| Entries shown |

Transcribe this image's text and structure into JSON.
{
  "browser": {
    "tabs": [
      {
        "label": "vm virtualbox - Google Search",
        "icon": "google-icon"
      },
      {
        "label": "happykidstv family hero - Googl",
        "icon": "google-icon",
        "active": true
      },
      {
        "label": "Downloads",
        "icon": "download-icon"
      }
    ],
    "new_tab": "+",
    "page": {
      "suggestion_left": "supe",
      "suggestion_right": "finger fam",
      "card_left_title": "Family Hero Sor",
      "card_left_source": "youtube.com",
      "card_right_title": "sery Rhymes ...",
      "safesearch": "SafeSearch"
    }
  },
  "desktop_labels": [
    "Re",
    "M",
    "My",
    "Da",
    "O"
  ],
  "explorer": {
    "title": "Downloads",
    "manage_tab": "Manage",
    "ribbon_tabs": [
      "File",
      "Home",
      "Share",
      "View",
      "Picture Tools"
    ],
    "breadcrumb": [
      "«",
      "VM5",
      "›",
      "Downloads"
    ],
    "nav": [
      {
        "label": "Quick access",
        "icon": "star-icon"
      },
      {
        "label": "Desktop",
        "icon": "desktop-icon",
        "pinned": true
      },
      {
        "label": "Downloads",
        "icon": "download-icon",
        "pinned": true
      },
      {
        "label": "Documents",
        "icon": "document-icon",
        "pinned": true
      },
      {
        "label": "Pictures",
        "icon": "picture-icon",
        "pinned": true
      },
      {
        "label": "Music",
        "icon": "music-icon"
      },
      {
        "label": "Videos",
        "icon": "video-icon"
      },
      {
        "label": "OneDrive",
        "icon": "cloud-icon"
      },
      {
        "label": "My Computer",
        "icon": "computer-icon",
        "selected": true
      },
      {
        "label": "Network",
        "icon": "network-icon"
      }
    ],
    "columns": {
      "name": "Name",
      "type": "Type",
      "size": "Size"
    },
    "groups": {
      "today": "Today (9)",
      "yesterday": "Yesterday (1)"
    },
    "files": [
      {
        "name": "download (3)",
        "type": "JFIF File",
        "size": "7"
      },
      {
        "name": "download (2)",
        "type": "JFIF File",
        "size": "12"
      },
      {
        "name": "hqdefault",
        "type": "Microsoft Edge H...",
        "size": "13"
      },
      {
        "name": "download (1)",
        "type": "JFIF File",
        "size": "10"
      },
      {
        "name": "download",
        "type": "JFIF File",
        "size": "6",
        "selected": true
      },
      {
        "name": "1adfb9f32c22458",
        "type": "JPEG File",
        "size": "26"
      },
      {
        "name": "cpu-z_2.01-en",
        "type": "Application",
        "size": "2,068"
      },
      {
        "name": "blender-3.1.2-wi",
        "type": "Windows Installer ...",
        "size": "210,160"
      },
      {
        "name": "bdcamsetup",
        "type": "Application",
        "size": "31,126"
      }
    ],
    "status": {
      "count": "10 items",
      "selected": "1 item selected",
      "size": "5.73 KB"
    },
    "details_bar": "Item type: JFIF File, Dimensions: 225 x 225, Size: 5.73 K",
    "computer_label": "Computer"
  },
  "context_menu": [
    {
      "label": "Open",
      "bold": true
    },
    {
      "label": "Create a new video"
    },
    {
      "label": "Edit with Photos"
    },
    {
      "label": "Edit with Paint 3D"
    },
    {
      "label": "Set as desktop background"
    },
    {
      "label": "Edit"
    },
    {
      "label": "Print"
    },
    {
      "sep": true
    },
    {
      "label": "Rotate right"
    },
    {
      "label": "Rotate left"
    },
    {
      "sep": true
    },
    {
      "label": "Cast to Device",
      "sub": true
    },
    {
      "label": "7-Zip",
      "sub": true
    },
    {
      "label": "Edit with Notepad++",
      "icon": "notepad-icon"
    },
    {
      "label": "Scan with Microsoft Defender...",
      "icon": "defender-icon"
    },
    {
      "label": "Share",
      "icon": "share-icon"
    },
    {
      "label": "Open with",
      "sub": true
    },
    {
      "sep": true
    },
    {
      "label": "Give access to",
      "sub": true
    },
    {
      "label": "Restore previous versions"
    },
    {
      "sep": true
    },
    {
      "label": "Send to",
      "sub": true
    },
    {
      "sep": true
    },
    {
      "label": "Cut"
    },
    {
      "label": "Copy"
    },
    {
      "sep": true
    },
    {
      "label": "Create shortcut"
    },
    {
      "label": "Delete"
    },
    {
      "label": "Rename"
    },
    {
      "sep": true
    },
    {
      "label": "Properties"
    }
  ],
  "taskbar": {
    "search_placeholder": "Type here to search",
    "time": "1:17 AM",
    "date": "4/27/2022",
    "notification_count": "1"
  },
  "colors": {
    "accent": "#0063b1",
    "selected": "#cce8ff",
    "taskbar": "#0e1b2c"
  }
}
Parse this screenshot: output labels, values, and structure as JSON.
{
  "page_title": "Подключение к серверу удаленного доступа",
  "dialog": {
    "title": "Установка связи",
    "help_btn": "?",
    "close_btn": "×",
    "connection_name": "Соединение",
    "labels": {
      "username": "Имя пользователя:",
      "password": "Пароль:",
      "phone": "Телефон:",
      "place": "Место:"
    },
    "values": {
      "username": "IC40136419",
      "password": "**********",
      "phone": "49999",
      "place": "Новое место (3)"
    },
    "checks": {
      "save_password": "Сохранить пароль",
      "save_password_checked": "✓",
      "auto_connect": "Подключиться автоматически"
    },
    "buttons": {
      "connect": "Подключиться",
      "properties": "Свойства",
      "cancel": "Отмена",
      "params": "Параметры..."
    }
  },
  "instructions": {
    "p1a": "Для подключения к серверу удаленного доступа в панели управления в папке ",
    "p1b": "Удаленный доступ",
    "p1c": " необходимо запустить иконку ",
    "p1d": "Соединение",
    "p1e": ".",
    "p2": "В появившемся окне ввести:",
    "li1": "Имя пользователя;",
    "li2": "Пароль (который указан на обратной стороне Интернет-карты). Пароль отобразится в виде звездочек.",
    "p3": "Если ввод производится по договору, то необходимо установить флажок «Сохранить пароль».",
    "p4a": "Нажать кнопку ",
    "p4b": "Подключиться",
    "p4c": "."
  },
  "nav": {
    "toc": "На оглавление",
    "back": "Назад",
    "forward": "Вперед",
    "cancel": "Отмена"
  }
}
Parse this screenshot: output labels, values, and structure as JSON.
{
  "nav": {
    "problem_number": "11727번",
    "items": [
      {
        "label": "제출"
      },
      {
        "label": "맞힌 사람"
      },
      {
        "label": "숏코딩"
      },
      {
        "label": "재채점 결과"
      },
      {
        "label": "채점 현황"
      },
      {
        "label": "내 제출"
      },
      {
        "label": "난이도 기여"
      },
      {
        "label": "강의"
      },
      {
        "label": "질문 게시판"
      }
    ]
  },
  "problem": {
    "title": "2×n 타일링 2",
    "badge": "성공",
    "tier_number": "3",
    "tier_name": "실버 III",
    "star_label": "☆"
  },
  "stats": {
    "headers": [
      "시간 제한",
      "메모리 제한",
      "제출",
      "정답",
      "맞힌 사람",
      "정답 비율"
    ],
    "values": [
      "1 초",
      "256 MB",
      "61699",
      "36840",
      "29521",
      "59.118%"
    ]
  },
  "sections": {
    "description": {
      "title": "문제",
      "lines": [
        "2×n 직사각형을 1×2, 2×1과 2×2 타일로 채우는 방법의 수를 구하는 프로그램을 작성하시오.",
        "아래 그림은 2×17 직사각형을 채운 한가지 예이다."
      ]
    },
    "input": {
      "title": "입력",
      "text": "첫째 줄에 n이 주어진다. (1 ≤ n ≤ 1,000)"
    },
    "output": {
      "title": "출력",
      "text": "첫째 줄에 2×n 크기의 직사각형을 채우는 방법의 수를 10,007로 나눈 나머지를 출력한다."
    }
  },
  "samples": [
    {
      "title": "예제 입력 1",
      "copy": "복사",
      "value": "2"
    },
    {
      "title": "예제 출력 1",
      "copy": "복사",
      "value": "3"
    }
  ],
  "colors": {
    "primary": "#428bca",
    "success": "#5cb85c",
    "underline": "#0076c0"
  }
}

| Written request |
Read the data above and pull out each line that holds the string "необходимо".

| Full response |
    "p1c": " необходимо запустить иконку ",
    "p3": "Если ввод производится по договору, то необходимо установить флажок «Сохранить пароль».",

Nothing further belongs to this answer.